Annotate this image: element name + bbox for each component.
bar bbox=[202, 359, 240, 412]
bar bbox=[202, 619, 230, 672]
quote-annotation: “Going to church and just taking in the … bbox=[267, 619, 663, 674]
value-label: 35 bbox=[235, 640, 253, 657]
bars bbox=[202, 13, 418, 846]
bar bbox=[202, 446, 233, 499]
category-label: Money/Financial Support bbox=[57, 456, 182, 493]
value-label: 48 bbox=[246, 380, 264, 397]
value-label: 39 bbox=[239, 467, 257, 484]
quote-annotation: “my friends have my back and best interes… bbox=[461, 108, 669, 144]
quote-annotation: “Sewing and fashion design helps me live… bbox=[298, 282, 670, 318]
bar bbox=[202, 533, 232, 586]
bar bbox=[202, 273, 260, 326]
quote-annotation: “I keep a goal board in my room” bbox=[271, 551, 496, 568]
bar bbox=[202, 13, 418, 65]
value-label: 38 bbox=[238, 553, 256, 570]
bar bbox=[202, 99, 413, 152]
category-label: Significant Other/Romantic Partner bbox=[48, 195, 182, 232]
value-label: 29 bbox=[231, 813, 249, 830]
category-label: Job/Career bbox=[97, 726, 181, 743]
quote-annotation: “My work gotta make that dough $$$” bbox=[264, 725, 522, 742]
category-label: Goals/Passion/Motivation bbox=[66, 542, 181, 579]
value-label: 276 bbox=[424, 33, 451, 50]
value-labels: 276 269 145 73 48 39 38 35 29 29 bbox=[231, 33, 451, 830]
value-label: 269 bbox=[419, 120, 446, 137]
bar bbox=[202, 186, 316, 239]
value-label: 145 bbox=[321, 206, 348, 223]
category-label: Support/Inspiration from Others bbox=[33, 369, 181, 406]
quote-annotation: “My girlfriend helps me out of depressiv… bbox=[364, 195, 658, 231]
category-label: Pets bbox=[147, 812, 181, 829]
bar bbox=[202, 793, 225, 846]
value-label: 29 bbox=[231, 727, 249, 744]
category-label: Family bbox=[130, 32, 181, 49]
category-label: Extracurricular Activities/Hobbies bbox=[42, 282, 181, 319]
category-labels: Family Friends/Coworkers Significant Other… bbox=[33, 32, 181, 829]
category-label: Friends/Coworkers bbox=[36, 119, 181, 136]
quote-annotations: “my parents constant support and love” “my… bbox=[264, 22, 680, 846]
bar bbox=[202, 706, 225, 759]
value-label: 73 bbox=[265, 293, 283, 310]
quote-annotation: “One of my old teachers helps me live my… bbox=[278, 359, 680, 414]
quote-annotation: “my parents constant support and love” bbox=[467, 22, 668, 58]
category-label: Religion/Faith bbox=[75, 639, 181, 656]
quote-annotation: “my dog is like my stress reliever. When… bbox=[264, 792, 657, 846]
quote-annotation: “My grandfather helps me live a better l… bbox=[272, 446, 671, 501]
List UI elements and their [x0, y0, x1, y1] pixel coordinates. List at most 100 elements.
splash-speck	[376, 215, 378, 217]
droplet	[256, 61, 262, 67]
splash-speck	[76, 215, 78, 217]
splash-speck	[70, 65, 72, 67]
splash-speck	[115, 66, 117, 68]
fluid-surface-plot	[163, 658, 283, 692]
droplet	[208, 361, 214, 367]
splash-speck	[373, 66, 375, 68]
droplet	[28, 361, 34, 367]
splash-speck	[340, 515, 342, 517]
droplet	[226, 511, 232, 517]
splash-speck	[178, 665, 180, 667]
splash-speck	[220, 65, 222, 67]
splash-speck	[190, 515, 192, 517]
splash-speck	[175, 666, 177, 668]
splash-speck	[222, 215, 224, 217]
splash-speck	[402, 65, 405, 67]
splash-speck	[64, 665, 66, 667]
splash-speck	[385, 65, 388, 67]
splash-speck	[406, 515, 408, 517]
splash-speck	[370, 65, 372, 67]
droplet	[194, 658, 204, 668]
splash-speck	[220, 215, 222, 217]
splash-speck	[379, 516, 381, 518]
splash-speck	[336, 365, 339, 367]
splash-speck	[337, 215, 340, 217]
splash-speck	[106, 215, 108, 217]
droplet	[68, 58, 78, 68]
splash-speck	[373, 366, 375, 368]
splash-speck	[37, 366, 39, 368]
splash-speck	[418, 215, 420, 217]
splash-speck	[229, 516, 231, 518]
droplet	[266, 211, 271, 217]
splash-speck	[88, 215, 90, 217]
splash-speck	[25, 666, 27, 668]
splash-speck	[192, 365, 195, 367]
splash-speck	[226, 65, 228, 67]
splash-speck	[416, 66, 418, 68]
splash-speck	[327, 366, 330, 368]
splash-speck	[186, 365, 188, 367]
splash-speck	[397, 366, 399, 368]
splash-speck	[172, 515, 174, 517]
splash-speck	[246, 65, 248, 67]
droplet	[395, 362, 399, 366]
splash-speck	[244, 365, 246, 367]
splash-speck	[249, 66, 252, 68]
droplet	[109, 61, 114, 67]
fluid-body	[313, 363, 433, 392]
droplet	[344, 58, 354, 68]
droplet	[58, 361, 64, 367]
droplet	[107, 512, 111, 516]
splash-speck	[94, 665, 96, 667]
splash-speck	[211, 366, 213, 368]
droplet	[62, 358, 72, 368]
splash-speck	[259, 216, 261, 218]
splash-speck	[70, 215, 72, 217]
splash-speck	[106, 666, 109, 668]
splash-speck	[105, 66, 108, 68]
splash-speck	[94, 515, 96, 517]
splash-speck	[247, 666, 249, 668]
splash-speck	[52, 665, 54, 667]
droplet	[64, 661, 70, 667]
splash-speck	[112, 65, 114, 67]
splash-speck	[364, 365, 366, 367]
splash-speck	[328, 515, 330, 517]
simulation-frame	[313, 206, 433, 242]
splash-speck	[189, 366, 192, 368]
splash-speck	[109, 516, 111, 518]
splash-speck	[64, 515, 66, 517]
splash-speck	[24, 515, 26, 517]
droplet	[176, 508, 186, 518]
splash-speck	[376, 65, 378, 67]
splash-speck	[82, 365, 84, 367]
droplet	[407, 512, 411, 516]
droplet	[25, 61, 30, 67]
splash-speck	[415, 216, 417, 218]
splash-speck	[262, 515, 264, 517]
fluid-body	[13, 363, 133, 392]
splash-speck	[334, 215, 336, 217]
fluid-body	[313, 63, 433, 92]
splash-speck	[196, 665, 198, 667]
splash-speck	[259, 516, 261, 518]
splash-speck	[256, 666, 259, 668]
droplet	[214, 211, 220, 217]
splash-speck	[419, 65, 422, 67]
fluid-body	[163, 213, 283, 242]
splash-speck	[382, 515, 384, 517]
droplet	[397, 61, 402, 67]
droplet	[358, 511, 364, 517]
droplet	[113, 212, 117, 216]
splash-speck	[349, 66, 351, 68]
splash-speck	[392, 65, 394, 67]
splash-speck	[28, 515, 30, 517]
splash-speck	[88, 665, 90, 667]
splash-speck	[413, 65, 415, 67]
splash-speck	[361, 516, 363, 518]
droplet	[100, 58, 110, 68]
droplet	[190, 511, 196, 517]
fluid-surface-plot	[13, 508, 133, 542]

...

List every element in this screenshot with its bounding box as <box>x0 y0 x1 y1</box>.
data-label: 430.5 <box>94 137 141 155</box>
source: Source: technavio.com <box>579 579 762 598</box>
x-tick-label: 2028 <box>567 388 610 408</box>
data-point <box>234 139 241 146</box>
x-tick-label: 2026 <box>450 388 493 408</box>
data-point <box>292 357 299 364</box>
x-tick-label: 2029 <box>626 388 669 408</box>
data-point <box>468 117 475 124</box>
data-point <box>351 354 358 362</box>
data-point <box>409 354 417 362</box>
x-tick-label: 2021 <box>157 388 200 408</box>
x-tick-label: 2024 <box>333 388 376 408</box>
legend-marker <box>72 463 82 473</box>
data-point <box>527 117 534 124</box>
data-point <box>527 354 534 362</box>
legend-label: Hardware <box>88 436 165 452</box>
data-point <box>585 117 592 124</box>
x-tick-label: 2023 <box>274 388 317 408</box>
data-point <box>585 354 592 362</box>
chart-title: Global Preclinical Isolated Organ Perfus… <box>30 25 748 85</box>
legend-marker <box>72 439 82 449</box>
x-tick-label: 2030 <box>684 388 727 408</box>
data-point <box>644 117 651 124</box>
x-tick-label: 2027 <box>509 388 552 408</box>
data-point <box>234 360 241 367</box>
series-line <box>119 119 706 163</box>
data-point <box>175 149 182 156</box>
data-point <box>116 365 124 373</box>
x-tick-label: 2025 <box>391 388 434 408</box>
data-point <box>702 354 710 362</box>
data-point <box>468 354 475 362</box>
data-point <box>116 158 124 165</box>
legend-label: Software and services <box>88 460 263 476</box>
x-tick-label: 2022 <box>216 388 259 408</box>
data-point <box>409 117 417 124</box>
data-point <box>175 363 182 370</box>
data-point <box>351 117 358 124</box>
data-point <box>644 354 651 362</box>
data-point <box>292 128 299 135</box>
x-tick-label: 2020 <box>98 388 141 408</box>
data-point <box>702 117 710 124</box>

...

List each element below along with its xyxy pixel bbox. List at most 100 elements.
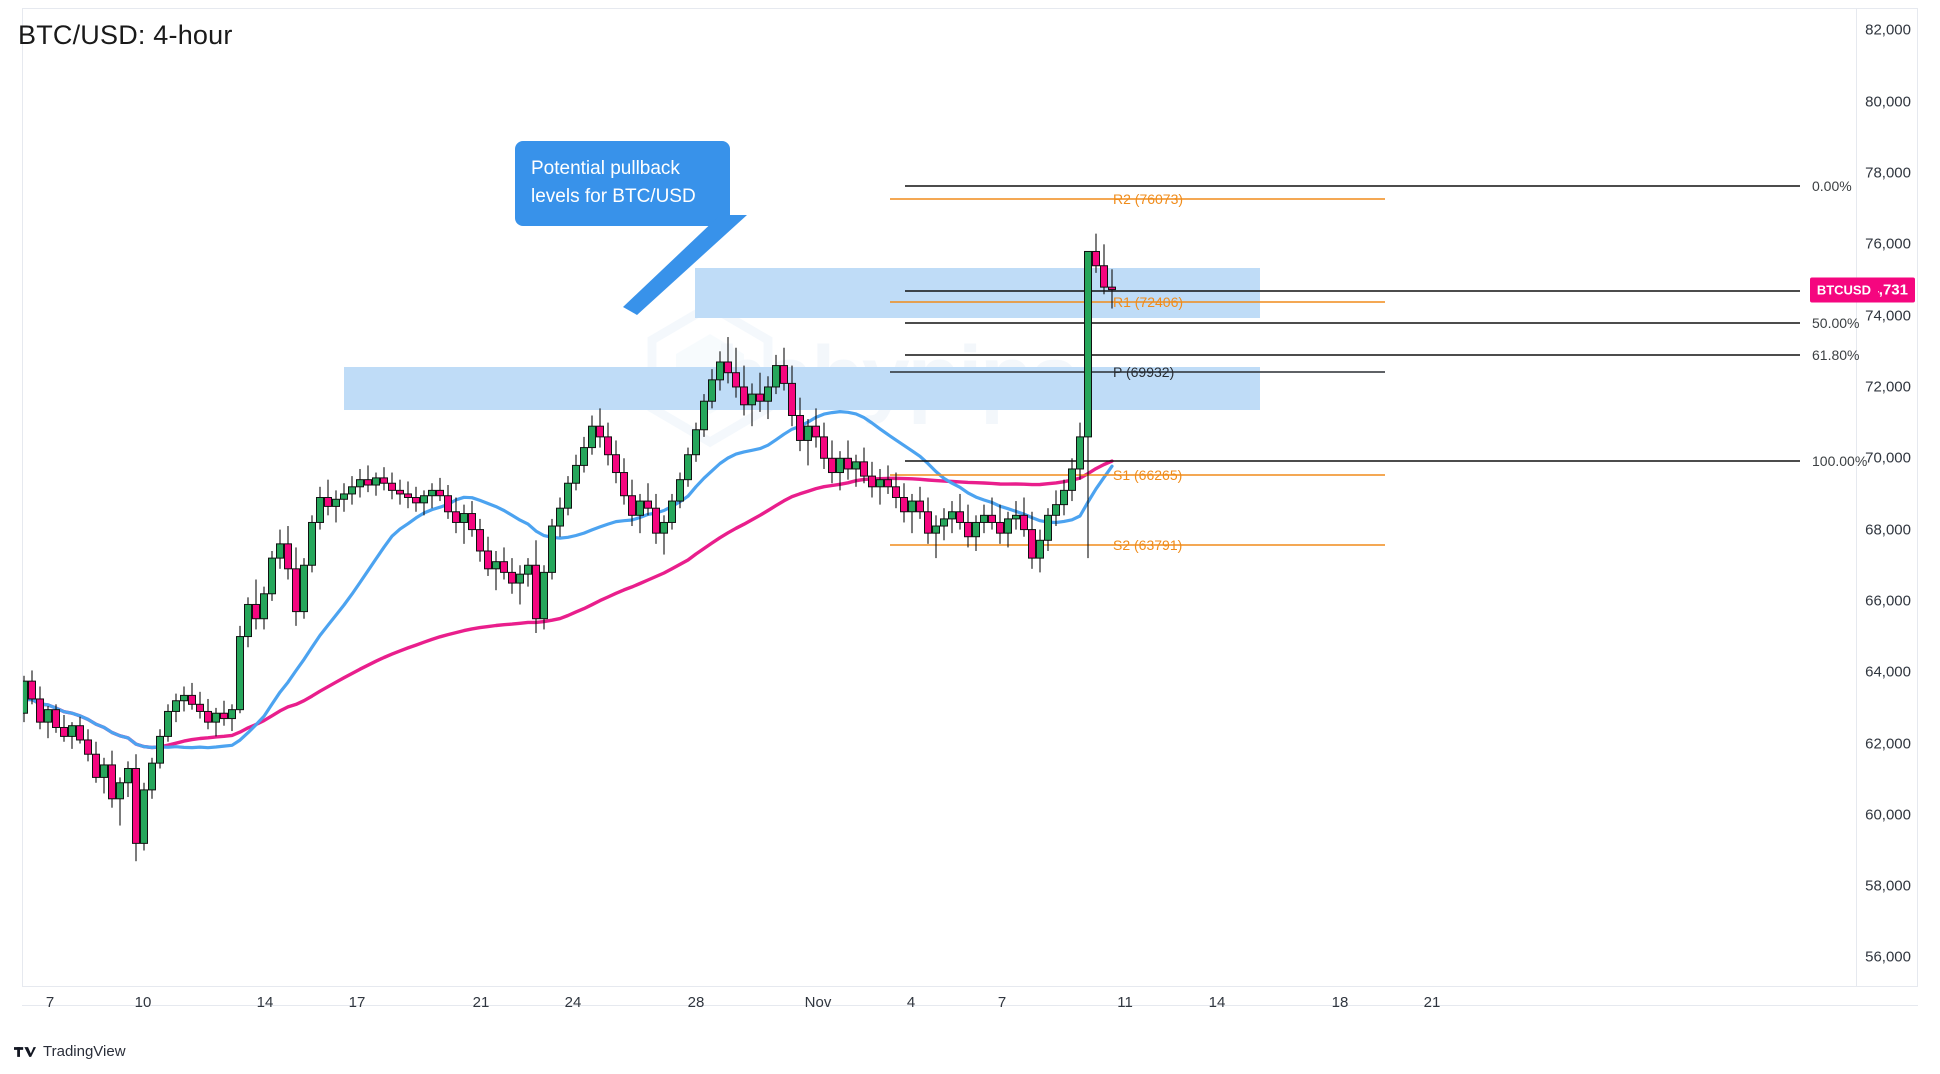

**Exercise:**
Reproduce the lines from the one that contains "List every element" through the one that contains "x-tick-label: 2024 <box>333 388 376 408</box>", with "data-point" renamed to "point-marker" throughout and nothing else altered.

**Result for this task:**
List every element in this screenshot with its bounding box as <box>x0 y0 x1 y1</box>.
data-label: 430.5 <box>94 137 141 155</box>
source: Source: technavio.com <box>579 579 762 598</box>
x-tick-label: 2028 <box>567 388 610 408</box>
point-marker <box>234 139 241 146</box>
x-tick-label: 2026 <box>450 388 493 408</box>
point-marker <box>292 357 299 364</box>
x-tick-label: 2029 <box>626 388 669 408</box>
point-marker <box>468 117 475 124</box>
point-marker <box>351 354 358 362</box>
point-marker <box>409 354 417 362</box>
x-tick-label: 2021 <box>157 388 200 408</box>
x-tick-label: 2024 <box>333 388 376 408</box>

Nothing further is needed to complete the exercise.